- Stored data
[Begin]
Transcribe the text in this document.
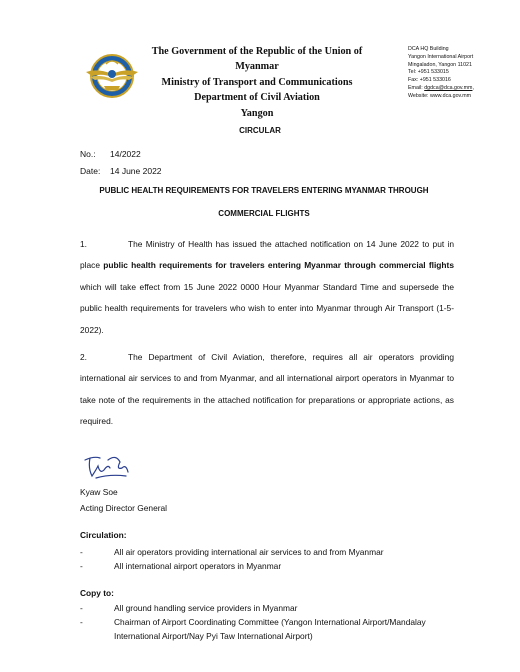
The Government of the Republic of the Union of Myanmar
Ministry of Transport and Communications
Department of Civil Aviation
Yangon
DCA HQ Building
Yangon International Airport
Mingaladon, Yangon 11021
Tel: +951 533015
Fax: +951 533016
Email: dgdca@dca.gov.mm,
Website: www.dca.gov.mm
CIRCULAR
No.:	14/2022
Date:	14 June 2022
PUBLIC HEALTH REQUIREMENTS FOR TRAVELERS ENTERING MYANMAR THROUGH
COMMERCIAL FLIGHTS
1.	The Ministry of Health has issued the attached notification on 14 June 2022 to put in place public health requirements for travelers entering Myanmar through commercial flights which will take effect from 15 June 2022 0000 Hour Myanmar Standard Time and supersede the public health requirements for travelers who wish to enter into Myanmar through Air Transport (1-5-2022).
2.	The Department of Civil Aviation, therefore, requires all air operators providing international air services to and from Myanmar, and all international airport operators in Myanmar to take note of the requirements in the attached notification for preparations or appropriate actions, as required.
Kyaw Soe
Acting Director General
Circulation:
-	All air operators providing international air services to and from Myanmar
-	All international airport operators in Myanmar
Copy to:
-	All ground handling service providers in Myanmar
-	Chairman of Airport Coordinating Committee (Yangon International Airport/Mandalay International Airport/Nay Pyi Taw International Airport)
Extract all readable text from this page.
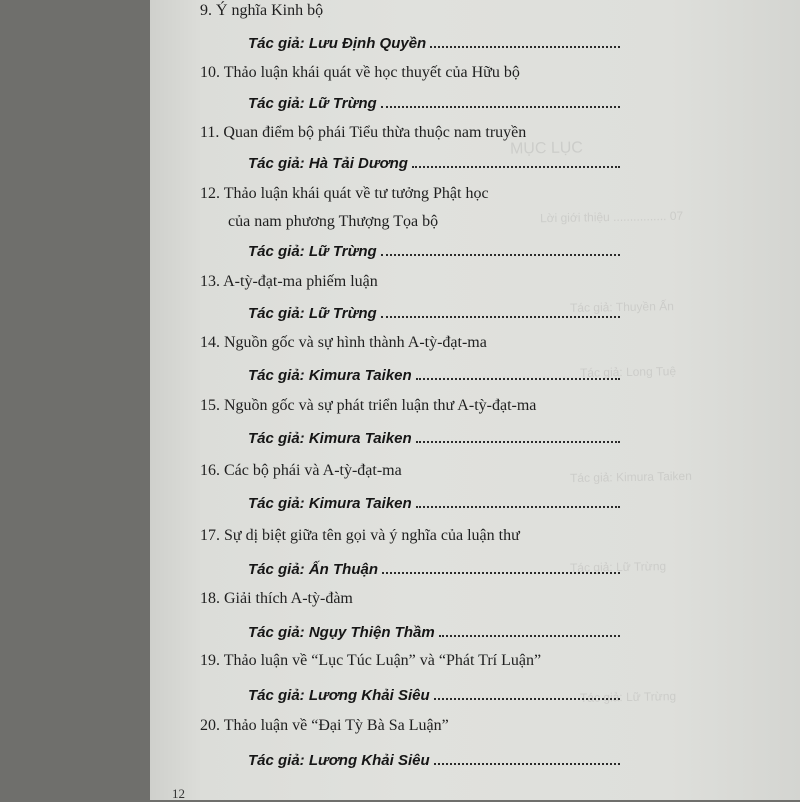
MỤC LỤC
Lời giới thiệu ................ 07
Tác giả: Thuyền Ấn
Tác giả: Long Tuệ
Tác giả: Kimura Taiken
Tác giả: Lữ Trừng
Tác giả: Lữ Trừng
9. Ý nghĩa Kinh bộ
Tác giả: Lưu Định Quyền
10. Thảo luận khái quát về học thuyết của Hữu bộ
Tác giả: Lữ Trừng
11. Quan điểm bộ phái Tiểu thừa thuộc nam truyền
Tác giả: Hà Tải Dương
12. Thảo luận khái quát về tư tưởng Phật học
của nam phương Thượng Tọa bộ
Tác giả: Lữ Trừng
13. A-tỳ-đạt-ma phiếm luận
Tác giả: Lữ Trừng
14. Nguồn gốc và sự hình thành A-tỳ-đạt-ma
Tác giả: Kimura Taiken
15. Nguồn gốc và sự phát triển luận thư A-tỳ-đạt-ma
Tác giả: Kimura Taiken
16. Các bộ phái và A-tỳ-đạt-ma
Tác giả: Kimura Taiken
17. Sự dị biệt giữa tên gọi và ý nghĩa của luận thư
Tác giả: Ấn Thuận
18. Giải thích A-tỳ-đàm
Tác giả: Ngụy Thiện Thầm
19. Thảo luận về “Lục Túc Luận” và “Phát Trí Luận”
Tác giả: Lương Khải Siêu
20. Thảo luận về “Đại Tỳ Bà Sa Luận”
Tác giả: Lương Khải Siêu
12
[End]
- Work to do
Go through the records and pull out each line that includes the word "operators".

- Written solution
2.	The Department of Civil Aviation, therefore, requires all air operators providing international air services to and from Myanmar, and all international airport operators in Myanmar to take note of the requirements in the attached notification for preparations or appropriate actions, as required.
-	All air operators providing international air services to and from Myanmar
-	All international airport operators in Myanmar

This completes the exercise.